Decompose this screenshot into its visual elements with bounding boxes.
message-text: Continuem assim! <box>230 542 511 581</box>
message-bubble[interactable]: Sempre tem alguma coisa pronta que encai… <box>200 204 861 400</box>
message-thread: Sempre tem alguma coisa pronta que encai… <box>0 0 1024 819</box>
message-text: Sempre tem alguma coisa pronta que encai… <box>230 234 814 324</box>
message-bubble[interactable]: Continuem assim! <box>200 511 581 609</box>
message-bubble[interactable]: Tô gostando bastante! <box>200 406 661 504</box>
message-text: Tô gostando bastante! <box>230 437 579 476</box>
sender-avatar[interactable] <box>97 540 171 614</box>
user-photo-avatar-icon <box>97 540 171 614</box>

+++

EXERCISE PROMPT
Can you copy every line of the data above, unchanged and in the same order?

THE COMPLETED TASK
Decompose this screenshot into its visual elements with bounding boxes.
message-text: Continuem assim! <box>230 542 511 581</box>
message-bubble[interactable]: Sempre tem alguma coisa pronta que encai… <box>200 204 861 400</box>
message-thread: Sempre tem alguma coisa pronta que encai… <box>0 0 1024 819</box>
message-text: Sempre tem alguma coisa pronta que encai… <box>230 234 814 324</box>
message-bubble[interactable]: Continuem assim! <box>200 511 581 609</box>
message-bubble[interactable]: Tô gostando bastante! <box>200 406 661 504</box>
message-text: Tô gostando bastante! <box>230 437 579 476</box>
sender-avatar[interactable] <box>97 540 171 614</box>
user-photo-avatar-icon <box>97 540 171 614</box>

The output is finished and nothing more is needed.